[Extracts from a graphics dataset]
........

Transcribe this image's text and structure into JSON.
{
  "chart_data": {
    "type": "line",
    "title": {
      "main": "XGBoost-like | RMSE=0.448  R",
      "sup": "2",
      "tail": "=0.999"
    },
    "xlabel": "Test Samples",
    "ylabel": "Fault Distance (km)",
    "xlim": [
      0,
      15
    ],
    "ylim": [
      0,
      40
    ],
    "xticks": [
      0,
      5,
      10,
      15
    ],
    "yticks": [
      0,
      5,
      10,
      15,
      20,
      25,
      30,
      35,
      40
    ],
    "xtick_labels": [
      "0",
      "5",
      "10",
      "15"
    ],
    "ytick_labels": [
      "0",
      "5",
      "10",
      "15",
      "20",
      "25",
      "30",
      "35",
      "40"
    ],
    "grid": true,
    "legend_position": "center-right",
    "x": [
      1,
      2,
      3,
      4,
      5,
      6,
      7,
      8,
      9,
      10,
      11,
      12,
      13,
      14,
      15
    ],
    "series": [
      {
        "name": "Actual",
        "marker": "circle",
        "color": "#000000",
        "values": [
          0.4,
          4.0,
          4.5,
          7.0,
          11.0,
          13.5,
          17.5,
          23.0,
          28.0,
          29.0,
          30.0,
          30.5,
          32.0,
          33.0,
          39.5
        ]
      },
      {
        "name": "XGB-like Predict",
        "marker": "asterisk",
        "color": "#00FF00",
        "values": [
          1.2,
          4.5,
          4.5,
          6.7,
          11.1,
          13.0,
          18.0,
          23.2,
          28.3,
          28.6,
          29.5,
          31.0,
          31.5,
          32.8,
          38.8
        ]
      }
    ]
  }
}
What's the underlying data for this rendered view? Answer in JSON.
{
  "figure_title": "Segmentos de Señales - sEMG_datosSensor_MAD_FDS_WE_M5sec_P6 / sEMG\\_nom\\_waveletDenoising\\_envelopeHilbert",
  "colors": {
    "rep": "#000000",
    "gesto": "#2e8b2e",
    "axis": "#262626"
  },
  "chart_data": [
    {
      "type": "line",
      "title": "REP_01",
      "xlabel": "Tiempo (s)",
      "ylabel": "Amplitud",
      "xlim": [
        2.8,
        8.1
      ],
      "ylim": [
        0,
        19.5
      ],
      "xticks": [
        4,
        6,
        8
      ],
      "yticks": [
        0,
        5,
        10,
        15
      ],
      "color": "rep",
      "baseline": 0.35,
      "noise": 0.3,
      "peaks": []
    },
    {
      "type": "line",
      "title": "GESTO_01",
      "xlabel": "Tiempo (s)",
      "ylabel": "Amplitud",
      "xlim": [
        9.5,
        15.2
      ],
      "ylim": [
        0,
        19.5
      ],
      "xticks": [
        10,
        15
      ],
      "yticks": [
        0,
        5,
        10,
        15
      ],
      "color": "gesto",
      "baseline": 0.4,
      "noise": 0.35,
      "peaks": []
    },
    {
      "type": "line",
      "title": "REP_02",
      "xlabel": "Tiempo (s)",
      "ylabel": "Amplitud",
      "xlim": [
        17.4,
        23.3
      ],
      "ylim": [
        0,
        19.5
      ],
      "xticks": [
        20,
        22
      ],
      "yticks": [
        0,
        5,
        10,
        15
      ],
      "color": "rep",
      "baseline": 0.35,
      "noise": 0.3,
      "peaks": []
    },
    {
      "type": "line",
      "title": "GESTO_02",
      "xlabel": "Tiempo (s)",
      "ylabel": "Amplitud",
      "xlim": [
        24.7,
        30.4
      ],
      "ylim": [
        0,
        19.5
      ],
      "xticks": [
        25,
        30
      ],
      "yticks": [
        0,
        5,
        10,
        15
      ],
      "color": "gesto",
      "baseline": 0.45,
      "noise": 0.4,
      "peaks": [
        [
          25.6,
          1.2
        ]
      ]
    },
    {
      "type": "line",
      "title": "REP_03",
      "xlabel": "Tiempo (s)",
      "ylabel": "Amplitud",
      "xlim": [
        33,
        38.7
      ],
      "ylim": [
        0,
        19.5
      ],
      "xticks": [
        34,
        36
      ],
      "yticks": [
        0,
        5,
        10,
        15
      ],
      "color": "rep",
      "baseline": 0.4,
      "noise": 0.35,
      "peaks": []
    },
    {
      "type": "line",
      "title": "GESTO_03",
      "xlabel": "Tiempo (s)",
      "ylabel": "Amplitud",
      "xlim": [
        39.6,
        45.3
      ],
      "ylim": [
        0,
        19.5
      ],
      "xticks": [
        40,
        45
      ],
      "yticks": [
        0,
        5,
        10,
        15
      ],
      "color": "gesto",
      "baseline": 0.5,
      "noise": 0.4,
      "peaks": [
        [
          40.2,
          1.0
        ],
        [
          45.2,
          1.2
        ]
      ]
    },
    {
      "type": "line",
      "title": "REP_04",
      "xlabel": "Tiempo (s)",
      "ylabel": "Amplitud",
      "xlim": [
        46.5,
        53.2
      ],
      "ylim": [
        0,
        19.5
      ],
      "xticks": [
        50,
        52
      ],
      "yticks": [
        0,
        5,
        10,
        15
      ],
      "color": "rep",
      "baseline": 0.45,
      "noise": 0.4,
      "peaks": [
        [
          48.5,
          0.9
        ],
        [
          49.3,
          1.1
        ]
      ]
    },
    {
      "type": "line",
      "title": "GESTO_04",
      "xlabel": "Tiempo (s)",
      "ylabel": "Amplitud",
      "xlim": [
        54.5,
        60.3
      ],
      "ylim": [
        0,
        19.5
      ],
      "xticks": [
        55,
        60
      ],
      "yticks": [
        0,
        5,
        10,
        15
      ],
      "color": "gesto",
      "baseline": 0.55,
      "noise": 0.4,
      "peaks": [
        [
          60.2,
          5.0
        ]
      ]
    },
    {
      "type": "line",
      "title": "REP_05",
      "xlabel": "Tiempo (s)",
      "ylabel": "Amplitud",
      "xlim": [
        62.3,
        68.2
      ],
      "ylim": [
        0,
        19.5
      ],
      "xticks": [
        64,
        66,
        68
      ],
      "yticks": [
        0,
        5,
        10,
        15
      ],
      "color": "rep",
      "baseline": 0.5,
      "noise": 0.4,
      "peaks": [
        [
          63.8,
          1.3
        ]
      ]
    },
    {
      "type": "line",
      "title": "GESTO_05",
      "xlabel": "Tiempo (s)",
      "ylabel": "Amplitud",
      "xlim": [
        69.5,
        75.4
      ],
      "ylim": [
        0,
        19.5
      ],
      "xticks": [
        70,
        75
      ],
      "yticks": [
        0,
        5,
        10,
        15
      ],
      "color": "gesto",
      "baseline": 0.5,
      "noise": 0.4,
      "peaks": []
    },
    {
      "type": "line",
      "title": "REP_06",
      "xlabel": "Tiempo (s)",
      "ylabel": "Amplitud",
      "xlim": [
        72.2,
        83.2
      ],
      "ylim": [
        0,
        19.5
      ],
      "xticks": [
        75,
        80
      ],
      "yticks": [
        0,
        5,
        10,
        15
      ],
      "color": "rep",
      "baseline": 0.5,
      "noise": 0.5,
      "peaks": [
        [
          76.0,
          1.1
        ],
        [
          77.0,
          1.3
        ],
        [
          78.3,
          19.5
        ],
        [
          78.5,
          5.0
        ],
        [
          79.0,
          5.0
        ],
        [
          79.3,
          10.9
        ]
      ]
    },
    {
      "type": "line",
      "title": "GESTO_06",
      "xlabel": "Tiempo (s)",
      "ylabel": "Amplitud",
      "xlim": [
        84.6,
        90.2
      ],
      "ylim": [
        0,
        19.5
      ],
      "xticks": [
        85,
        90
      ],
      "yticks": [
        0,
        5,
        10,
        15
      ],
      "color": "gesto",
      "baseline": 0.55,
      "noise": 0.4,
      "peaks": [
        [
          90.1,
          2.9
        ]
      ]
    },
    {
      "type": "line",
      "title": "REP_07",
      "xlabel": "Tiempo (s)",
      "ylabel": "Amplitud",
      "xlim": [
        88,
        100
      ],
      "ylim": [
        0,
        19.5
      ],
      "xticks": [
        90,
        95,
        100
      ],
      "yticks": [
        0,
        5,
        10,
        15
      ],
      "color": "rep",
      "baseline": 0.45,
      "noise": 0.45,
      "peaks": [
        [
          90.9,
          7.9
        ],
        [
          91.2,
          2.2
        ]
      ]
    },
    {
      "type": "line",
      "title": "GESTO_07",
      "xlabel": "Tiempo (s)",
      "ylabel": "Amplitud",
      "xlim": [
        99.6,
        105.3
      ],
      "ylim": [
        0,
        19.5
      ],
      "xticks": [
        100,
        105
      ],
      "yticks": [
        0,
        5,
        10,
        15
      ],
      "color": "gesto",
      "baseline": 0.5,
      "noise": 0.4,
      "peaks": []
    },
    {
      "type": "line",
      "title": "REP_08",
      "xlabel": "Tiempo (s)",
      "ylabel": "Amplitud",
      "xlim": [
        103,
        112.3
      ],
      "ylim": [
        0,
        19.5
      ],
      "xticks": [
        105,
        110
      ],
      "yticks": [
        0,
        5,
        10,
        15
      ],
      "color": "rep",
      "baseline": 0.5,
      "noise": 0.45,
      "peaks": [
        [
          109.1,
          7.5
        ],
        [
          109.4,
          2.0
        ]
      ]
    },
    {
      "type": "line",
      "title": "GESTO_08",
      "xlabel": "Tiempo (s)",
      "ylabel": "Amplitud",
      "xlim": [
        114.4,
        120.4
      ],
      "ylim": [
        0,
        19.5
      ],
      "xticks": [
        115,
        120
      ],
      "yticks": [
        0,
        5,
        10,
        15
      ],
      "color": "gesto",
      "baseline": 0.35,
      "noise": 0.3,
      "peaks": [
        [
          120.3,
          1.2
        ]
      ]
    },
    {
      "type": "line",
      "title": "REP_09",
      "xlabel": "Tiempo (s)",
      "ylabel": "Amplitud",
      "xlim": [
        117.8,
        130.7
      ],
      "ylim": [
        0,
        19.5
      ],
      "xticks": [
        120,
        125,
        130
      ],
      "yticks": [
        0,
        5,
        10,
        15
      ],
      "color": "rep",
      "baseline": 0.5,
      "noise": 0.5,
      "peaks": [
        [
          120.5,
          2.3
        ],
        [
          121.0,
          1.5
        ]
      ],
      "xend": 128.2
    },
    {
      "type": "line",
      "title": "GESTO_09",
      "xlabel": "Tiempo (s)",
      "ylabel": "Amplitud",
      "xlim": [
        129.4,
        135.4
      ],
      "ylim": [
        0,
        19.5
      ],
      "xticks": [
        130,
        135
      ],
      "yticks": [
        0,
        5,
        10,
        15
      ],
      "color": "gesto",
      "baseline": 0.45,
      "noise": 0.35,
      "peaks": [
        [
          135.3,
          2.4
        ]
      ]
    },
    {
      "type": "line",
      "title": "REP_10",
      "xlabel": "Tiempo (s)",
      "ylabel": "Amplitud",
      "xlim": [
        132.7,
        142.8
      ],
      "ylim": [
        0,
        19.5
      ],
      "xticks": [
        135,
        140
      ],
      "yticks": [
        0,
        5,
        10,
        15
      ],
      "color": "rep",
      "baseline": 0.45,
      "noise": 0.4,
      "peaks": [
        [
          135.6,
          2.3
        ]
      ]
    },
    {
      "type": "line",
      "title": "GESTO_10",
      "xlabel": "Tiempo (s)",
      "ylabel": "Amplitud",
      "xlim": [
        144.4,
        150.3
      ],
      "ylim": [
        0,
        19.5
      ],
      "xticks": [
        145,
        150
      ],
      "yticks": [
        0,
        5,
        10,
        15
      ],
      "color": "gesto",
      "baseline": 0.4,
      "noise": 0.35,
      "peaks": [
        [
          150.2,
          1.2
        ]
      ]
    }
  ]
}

........

▸ **BRIEF**
State only the number of lines in these entries that contain "JSON".

▸ **REPLY TO THE TASK**
2